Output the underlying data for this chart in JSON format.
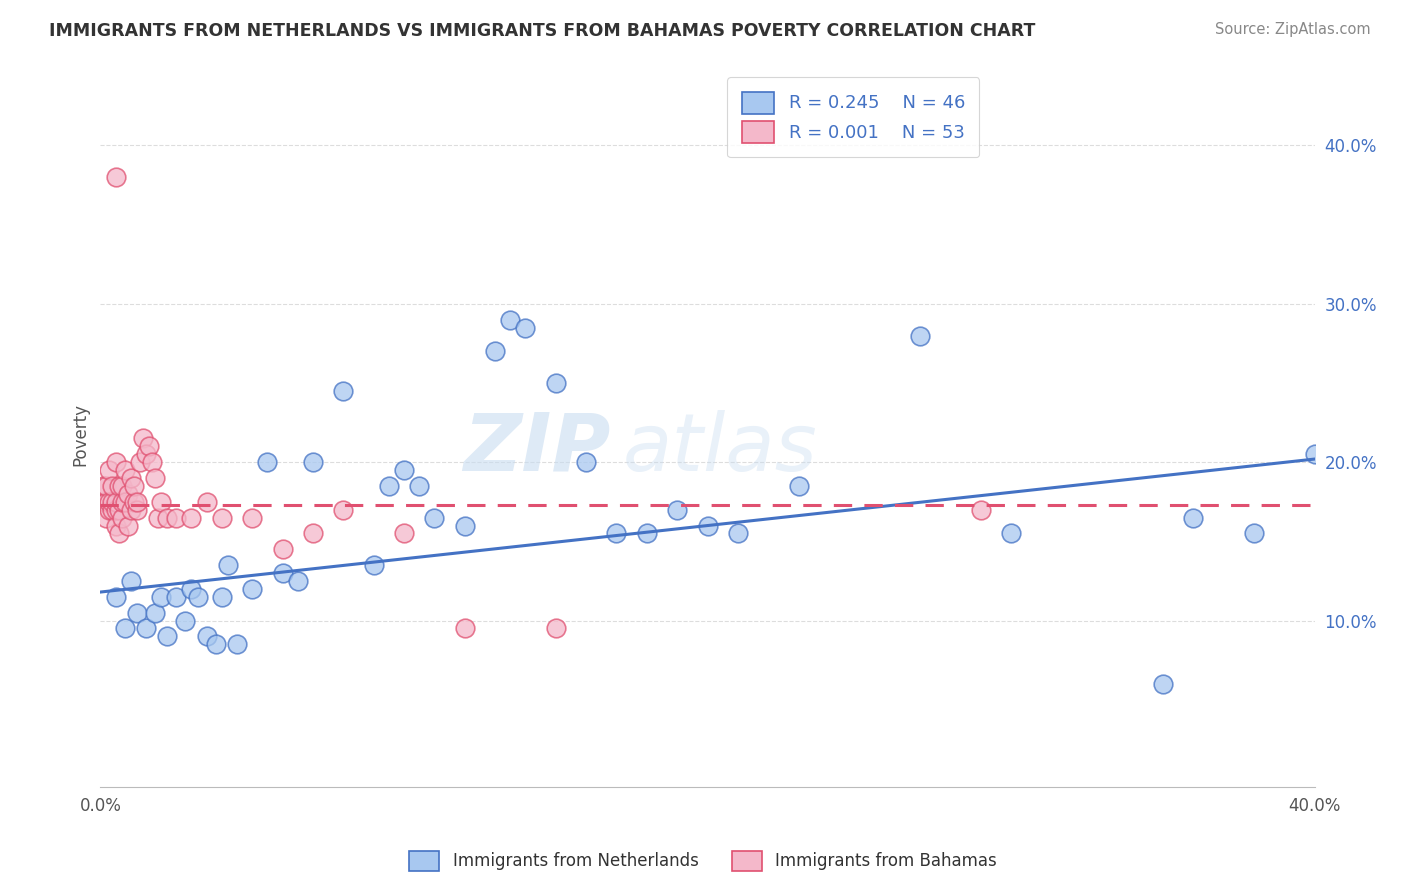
{
  "title": "IMMIGRANTS FROM NETHERLANDS VS IMMIGRANTS FROM BAHAMAS POVERTY CORRELATION CHART",
  "source": "Source: ZipAtlas.com",
  "ylabel": "Poverty",
  "watermark_zip": "ZIP",
  "watermark_atlas": "atlas",
  "xlim": [
    0.0,
    0.4
  ],
  "ylim": [
    -0.005,
    0.44
  ],
  "yticks": [
    0.1,
    0.2,
    0.3,
    0.4
  ],
  "ytick_labels": [
    "10.0%",
    "20.0%",
    "30.0%",
    "40.0%"
  ],
  "legend_r1": "R = 0.245",
  "legend_n1": "N = 46",
  "legend_r2": "R = 0.001",
  "legend_n2": "N = 53",
  "color_netherlands": "#A8C8F0",
  "color_bahamas": "#F4B8CA",
  "regression_color_netherlands": "#4472C4",
  "regression_color_bahamas": "#E05070",
  "grid_color": "#DDDDDD",
  "background_color": "#FFFFFF",
  "nl_regression_x0": 0.0,
  "nl_regression_y0": 0.118,
  "nl_regression_x1": 0.4,
  "nl_regression_y1": 0.202,
  "bh_regression_x0": 0.0,
  "bh_regression_y0": 0.173,
  "bh_regression_x1": 0.4,
  "bh_regression_y1": 0.173,
  "netherlands_x": [
    0.005,
    0.008,
    0.01,
    0.012,
    0.015,
    0.018,
    0.02,
    0.022,
    0.025,
    0.028,
    0.03,
    0.032,
    0.035,
    0.038,
    0.04,
    0.042,
    0.045,
    0.05,
    0.055,
    0.06,
    0.065,
    0.07,
    0.08,
    0.09,
    0.095,
    0.1,
    0.105,
    0.11,
    0.12,
    0.13,
    0.135,
    0.14,
    0.15,
    0.16,
    0.17,
    0.18,
    0.19,
    0.2,
    0.21,
    0.23,
    0.27,
    0.3,
    0.35,
    0.36,
    0.38,
    0.4
  ],
  "netherlands_y": [
    0.115,
    0.095,
    0.125,
    0.105,
    0.095,
    0.105,
    0.115,
    0.09,
    0.115,
    0.1,
    0.12,
    0.115,
    0.09,
    0.085,
    0.115,
    0.135,
    0.085,
    0.12,
    0.2,
    0.13,
    0.125,
    0.2,
    0.245,
    0.135,
    0.185,
    0.195,
    0.185,
    0.165,
    0.16,
    0.27,
    0.29,
    0.285,
    0.25,
    0.2,
    0.155,
    0.155,
    0.17,
    0.16,
    0.155,
    0.185,
    0.28,
    0.155,
    0.06,
    0.165,
    0.155,
    0.205
  ],
  "bahamas_x": [
    0.001,
    0.001,
    0.002,
    0.002,
    0.002,
    0.003,
    0.003,
    0.003,
    0.004,
    0.004,
    0.004,
    0.005,
    0.005,
    0.005,
    0.005,
    0.006,
    0.006,
    0.006,
    0.007,
    0.007,
    0.007,
    0.008,
    0.008,
    0.009,
    0.009,
    0.01,
    0.01,
    0.011,
    0.011,
    0.012,
    0.012,
    0.013,
    0.014,
    0.015,
    0.016,
    0.017,
    0.018,
    0.019,
    0.02,
    0.022,
    0.025,
    0.03,
    0.035,
    0.04,
    0.05,
    0.06,
    0.07,
    0.08,
    0.1,
    0.12,
    0.15,
    0.29,
    0.005
  ],
  "bahamas_y": [
    0.175,
    0.185,
    0.165,
    0.175,
    0.185,
    0.17,
    0.175,
    0.195,
    0.17,
    0.175,
    0.185,
    0.16,
    0.17,
    0.175,
    0.2,
    0.155,
    0.17,
    0.185,
    0.165,
    0.175,
    0.185,
    0.175,
    0.195,
    0.16,
    0.18,
    0.17,
    0.19,
    0.175,
    0.185,
    0.17,
    0.175,
    0.2,
    0.215,
    0.205,
    0.21,
    0.2,
    0.19,
    0.165,
    0.175,
    0.165,
    0.165,
    0.165,
    0.175,
    0.165,
    0.165,
    0.145,
    0.155,
    0.17,
    0.155,
    0.095,
    0.095,
    0.17,
    0.38
  ]
}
★ ★ ★ ★
**SET TASK**: Reproduce the records above exactly, leaving out every picture they contain.

**EXERCISE OUTPUT**:
Output the underlying data for this chart in JSON format.
{
  "title": "IMMIGRANTS FROM NETHERLANDS VS IMMIGRANTS FROM BAHAMAS POVERTY CORRELATION CHART",
  "source": "Source: ZipAtlas.com",
  "ylabel": "Poverty",
  "watermark_zip": "ZIP",
  "watermark_atlas": "atlas",
  "xlim": [
    0.0,
    0.4
  ],
  "ylim": [
    -0.005,
    0.44
  ],
  "yticks": [
    0.1,
    0.2,
    0.3,
    0.4
  ],
  "ytick_labels": [
    "10.0%",
    "20.0%",
    "30.0%",
    "40.0%"
  ],
  "legend_r1": "R = 0.245",
  "legend_n1": "N = 46",
  "legend_r2": "R = 0.001",
  "legend_n2": "N = 53",
  "color_netherlands": "#A8C8F0",
  "color_bahamas": "#F4B8CA",
  "regression_color_netherlands": "#4472C4",
  "regression_color_bahamas": "#E05070",
  "grid_color": "#DDDDDD",
  "background_color": "#FFFFFF",
  "nl_regression_x0": 0.0,
  "nl_regression_y0": 0.118,
  "nl_regression_x1": 0.4,
  "nl_regression_y1": 0.202,
  "bh_regression_x0": 0.0,
  "bh_regression_y0": 0.173,
  "bh_regression_x1": 0.4,
  "bh_regression_y1": 0.173,
  "netherlands_x": [
    0.005,
    0.008,
    0.01,
    0.012,
    0.015,
    0.018,
    0.02,
    0.022,
    0.025,
    0.028,
    0.03,
    0.032,
    0.035,
    0.038,
    0.04,
    0.042,
    0.045,
    0.05,
    0.055,
    0.06,
    0.065,
    0.07,
    0.08,
    0.09,
    0.095,
    0.1,
    0.105,
    0.11,
    0.12,
    0.13,
    0.135,
    0.14,
    0.15,
    0.16,
    0.17,
    0.18,
    0.19,
    0.2,
    0.21,
    0.23,
    0.27,
    0.3,
    0.35,
    0.36,
    0.38,
    0.4
  ],
  "netherlands_y": [
    0.115,
    0.095,
    0.125,
    0.105,
    0.095,
    0.105,
    0.115,
    0.09,
    0.115,
    0.1,
    0.12,
    0.115,
    0.09,
    0.085,
    0.115,
    0.135,
    0.085,
    0.12,
    0.2,
    0.13,
    0.125,
    0.2,
    0.245,
    0.135,
    0.185,
    0.195,
    0.185,
    0.165,
    0.16,
    0.27,
    0.29,
    0.285,
    0.25,
    0.2,
    0.155,
    0.155,
    0.17,
    0.16,
    0.155,
    0.185,
    0.28,
    0.155,
    0.06,
    0.165,
    0.155,
    0.205
  ],
  "bahamas_x": [
    0.001,
    0.001,
    0.002,
    0.002,
    0.002,
    0.003,
    0.003,
    0.003,
    0.004,
    0.004,
    0.004,
    0.005,
    0.005,
    0.005,
    0.005,
    0.006,
    0.006,
    0.006,
    0.007,
    0.007,
    0.007,
    0.008,
    0.008,
    0.009,
    0.009,
    0.01,
    0.01,
    0.011,
    0.011,
    0.012,
    0.012,
    0.013,
    0.014,
    0.015,
    0.016,
    0.017,
    0.018,
    0.019,
    0.02,
    0.022,
    0.025,
    0.03,
    0.035,
    0.04,
    0.05,
    0.06,
    0.07,
    0.08,
    0.1,
    0.12,
    0.15,
    0.29,
    0.005
  ],
  "bahamas_y": [
    0.175,
    0.185,
    0.165,
    0.175,
    0.185,
    0.17,
    0.175,
    0.195,
    0.17,
    0.175,
    0.185,
    0.16,
    0.17,
    0.175,
    0.2,
    0.155,
    0.17,
    0.185,
    0.165,
    0.175,
    0.185,
    0.175,
    0.195,
    0.16,
    0.18,
    0.17,
    0.19,
    0.175,
    0.185,
    0.17,
    0.175,
    0.2,
    0.215,
    0.205,
    0.21,
    0.2,
    0.19,
    0.165,
    0.175,
    0.165,
    0.165,
    0.165,
    0.175,
    0.165,
    0.165,
    0.145,
    0.155,
    0.17,
    0.155,
    0.095,
    0.095,
    0.17,
    0.38
  ]
}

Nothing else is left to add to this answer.